■ WHAT IS NEEDED:
Your task is to output the listing word for word, with pictures excluded.

· · · ·

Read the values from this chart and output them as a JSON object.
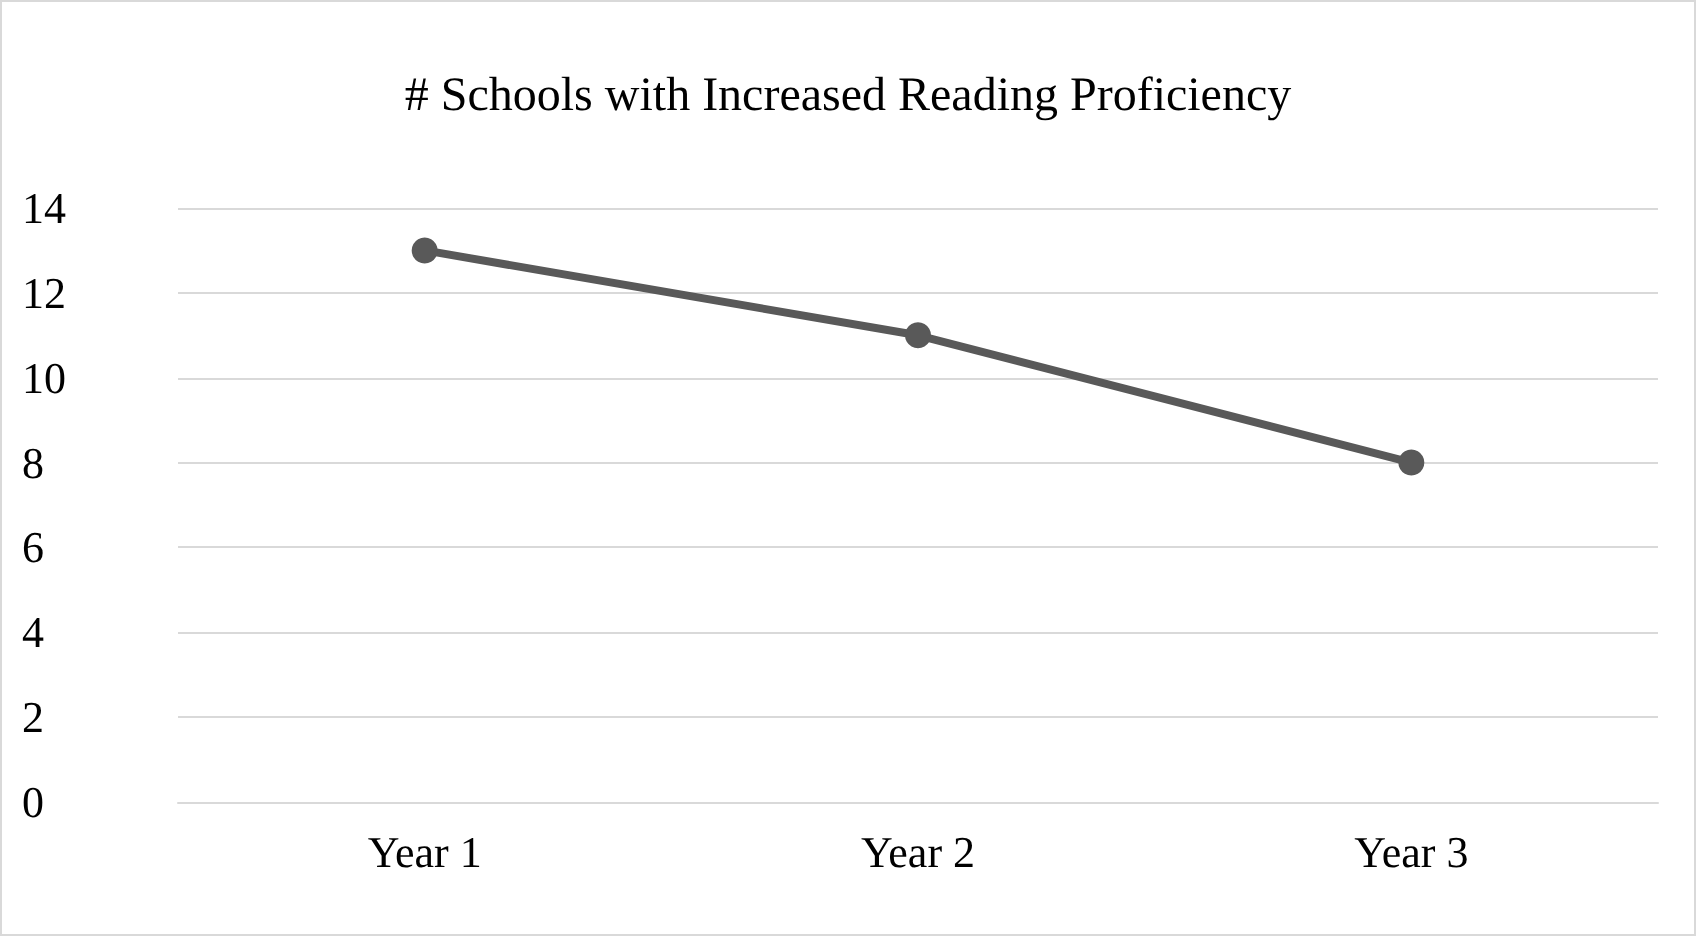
{
  "chart_data": {
    "type": "line",
    "title": "# Schools with Increased Reading Proficiency",
    "categories": [
      "Year 1",
      "Year 2",
      "Year 3"
    ],
    "series": [
      {
        "color": "#595959",
        "values": [
          13,
          11,
          8
        ]
      }
    ],
    "ylim": [
      0,
      14
    ],
    "yticks": [
      0,
      2,
      4,
      6,
      8,
      10,
      12,
      14
    ],
    "grid": "y",
    "marker": "circle",
    "line_style": "solid"
  }
}
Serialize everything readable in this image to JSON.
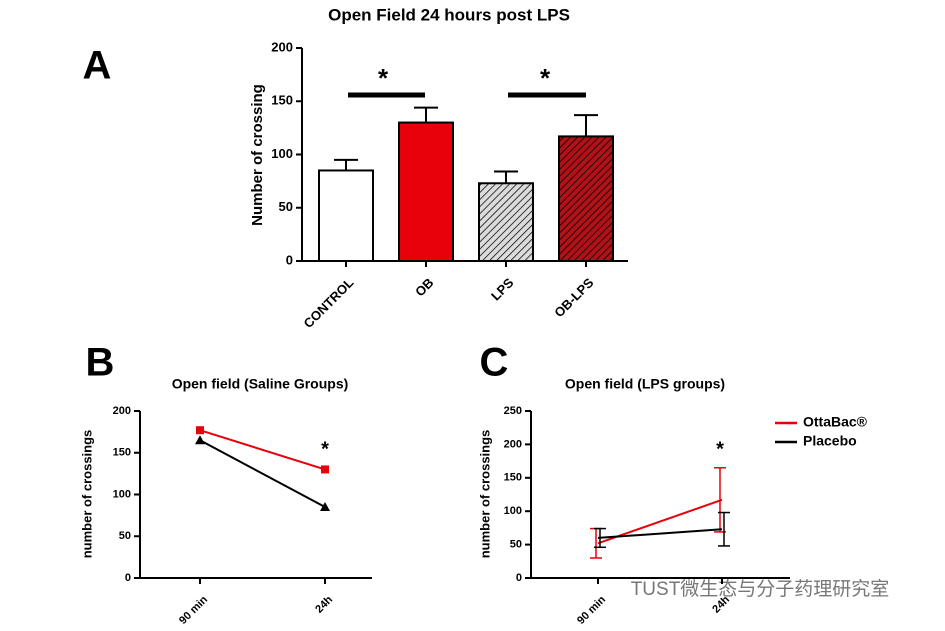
{
  "chart_data": [
    {
      "type": "bar",
      "panel_label": "A",
      "title": "Open Field 24 hours post LPS",
      "y_label": "Number of crossing",
      "categories": [
        "CONTROL",
        "OB",
        "LPS",
        "OB-LPS"
      ],
      "values": [
        85,
        130,
        73,
        117
      ],
      "errors": [
        10,
        14,
        11,
        20
      ],
      "colors": [
        "#ffffff",
        "#e8000b",
        "#dcdcdc",
        "#b01218"
      ],
      "hatch": [
        false,
        false,
        true,
        true
      ],
      "ylim": [
        0,
        200
      ],
      "yticks": [
        0,
        50,
        100,
        150,
        200
      ],
      "annotations": [
        "*",
        "*"
      ]
    },
    {
      "type": "line",
      "panel_label": "B",
      "title": "Open field (Saline Groups)",
      "y_label": "number of crossings",
      "categories": [
        "90 min",
        "24h"
      ],
      "series": [
        {
          "color": "#e8000b",
          "marker": "square",
          "values": [
            177,
            130
          ]
        },
        {
          "color": "#000000",
          "marker": "triangle",
          "values": [
            165,
            85
          ]
        }
      ],
      "ylim": [
        0,
        200
      ],
      "yticks": [
        0,
        50,
        100,
        150,
        200
      ],
      "annotations": [
        "*"
      ]
    },
    {
      "type": "line",
      "panel_label": "C",
      "title": "Open field  (LPS groups)",
      "y_label": "number of crossings",
      "categories": [
        "90 min",
        "24h"
      ],
      "series": [
        {
          "name": "OttaBac®",
          "color": "#e8000b",
          "values": [
            52,
            117
          ],
          "errors": [
            22,
            48
          ]
        },
        {
          "name": "Placebo",
          "color": "#000000",
          "values": [
            60,
            73
          ],
          "errors": [
            14,
            25
          ]
        }
      ],
      "legend": "upper right",
      "ylim": [
        0,
        250
      ],
      "yticks": [
        0,
        50,
        100,
        150,
        200,
        250
      ],
      "annotations": [
        "*"
      ]
    }
  ],
  "watermark": "TUST微生态与分子药理研究室"
}
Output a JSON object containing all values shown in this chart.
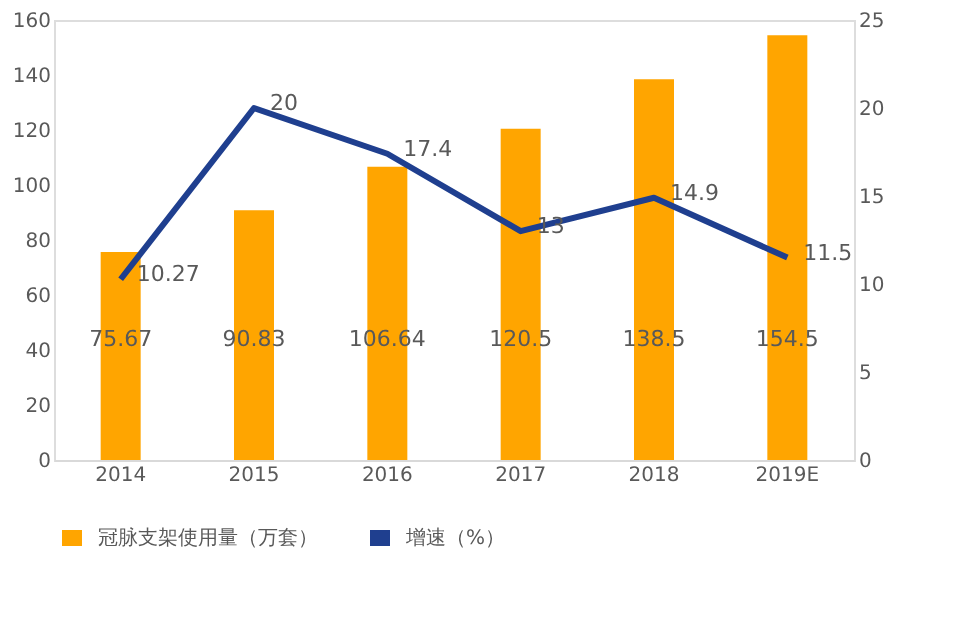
{
  "chart_data": {
    "type": "bar",
    "categories": [
      "2014",
      "2015",
      "2016",
      "2017",
      "2018",
      "2019E"
    ],
    "series": [
      {
        "name": "冠脉支架使用量（万套）",
        "color": "#ffa500",
        "values": [
          75.67,
          90.83,
          106.64,
          120.5,
          138.5,
          154.5
        ]
      },
      {
        "name": "增速（%）",
        "type": "line",
        "axis": "y2",
        "color": "#1f3f8f",
        "values": [
          10.27,
          20,
          17.4,
          13,
          14.9,
          11.5
        ]
      }
    ],
    "ylim": [
      0,
      160
    ],
    "yticks": [
      0,
      20,
      40,
      60,
      80,
      100,
      120,
      140,
      160
    ],
    "y2lim": [
      0,
      25
    ],
    "y2ticks": [
      0,
      5,
      10,
      15,
      20,
      25
    ],
    "data_labels": true,
    "grid": false,
    "legend": "bottom",
    "marker": "none",
    "line_style": "solid"
  }
}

· · · ·

■ ANSWER TO THIS EXERCISE:
Read the values from this chart and output them as a JSON object.
{
  "chart_data": {
    "type": "line",
    "title": "# Schools with Increased Reading Proficiency",
    "categories": [
      "Year 1",
      "Year 2",
      "Year 3"
    ],
    "series": [
      {
        "color": "#595959",
        "values": [
          13,
          11,
          8
        ]
      }
    ],
    "ylim": [
      0,
      14
    ],
    "yticks": [
      0,
      2,
      4,
      6,
      8,
      10,
      12,
      14
    ],
    "grid": "y",
    "marker": "circle",
    "line_style": "solid"
  }
}
Serialize everything readable in this image to JSON.
{
  "chart_data": [
    {
      "type": "bar",
      "panel_label": "A",
      "title": "Open Field 24 hours post LPS",
      "y_label": "Number of crossing",
      "categories": [
        "CONTROL",
        "OB",
        "LPS",
        "OB-LPS"
      ],
      "values": [
        85,
        130,
        73,
        117
      ],
      "errors": [
        10,
        14,
        11,
        20
      ],
      "colors": [
        "#ffffff",
        "#e8000b",
        "#dcdcdc",
        "#b01218"
      ],
      "hatch": [
        false,
        false,
        true,
        true
      ],
      "ylim": [
        0,
        200
      ],
      "yticks": [
        0,
        50,
        100,
        150,
        200
      ],
      "annotations": [
        "*",
        "*"
      ]
    },
    {
      "type": "line",
      "panel_label": "B",
      "title": "Open field (Saline Groups)",
      "y_label": "number of crossings",
      "categories": [
        "90 min",
        "24h"
      ],
      "series": [
        {
          "color": "#e8000b",
          "marker": "square",
          "values": [
            177,
            130
          ]
        },
        {
          "color": "#000000",
          "marker": "triangle",
          "values": [
            165,
            85
          ]
        }
      ],
      "ylim": [
        0,
        200
      ],
      "yticks": [
        0,
        50,
        100,
        150,
        200
      ],
      "annotations": [
        "*"
      ]
    },
    {
      "type": "line",
      "panel_label": "C",
      "title": "Open field  (LPS groups)",
      "y_label": "number of crossings",
      "categories": [
        "90 min",
        "24h"
      ],
      "series": [
        {
          "name": "OttaBac®",
          "color": "#e8000b",
          "values": [
            52,
            117
          ],
          "errors": [
            22,
            48
          ]
        },
        {
          "name": "Placebo",
          "color": "#000000",
          "values": [
            60,
            73
          ],
          "errors": [
            14,
            25
          ]
        }
      ],
      "legend": "upper right",
      "ylim": [
        0,
        250
      ],
      "yticks": [
        0,
        50,
        100,
        150,
        200,
        250
      ],
      "annotations": [
        "*"
      ]
    }
  ],
  "watermark": "TUST微生态与分子药理研究室"
}
Output a JSON object containing all values shown in this chart.
{
  "chart_data": {
    "type": "bar",
    "categories": [
      "2014",
      "2015",
      "2016",
      "2017",
      "2018",
      "2019E"
    ],
    "series": [
      {
        "name": "冠脉支架使用量（万套）",
        "color": "#ffa500",
        "values": [
          75.67,
          90.83,
          106.64,
          120.5,
          138.5,
          154.5
        ]
      },
      {
        "name": "增速（%）",
        "type": "line",
        "axis": "y2",
        "color": "#1f3f8f",
        "values": [
          10.27,
          20,
          17.4,
          13,
          14.9,
          11.5
        ]
      }
    ],
    "ylim": [
      0,
      160
    ],
    "yticks": [
      0,
      20,
      40,
      60,
      80,
      100,
      120,
      140,
      160
    ],
    "y2lim": [
      0,
      25
    ],
    "y2ticks": [
      0,
      5,
      10,
      15,
      20,
      25
    ],
    "data_labels": true,
    "grid": false,
    "legend": "bottom",
    "marker": "none",
    "line_style": "solid"
  }
}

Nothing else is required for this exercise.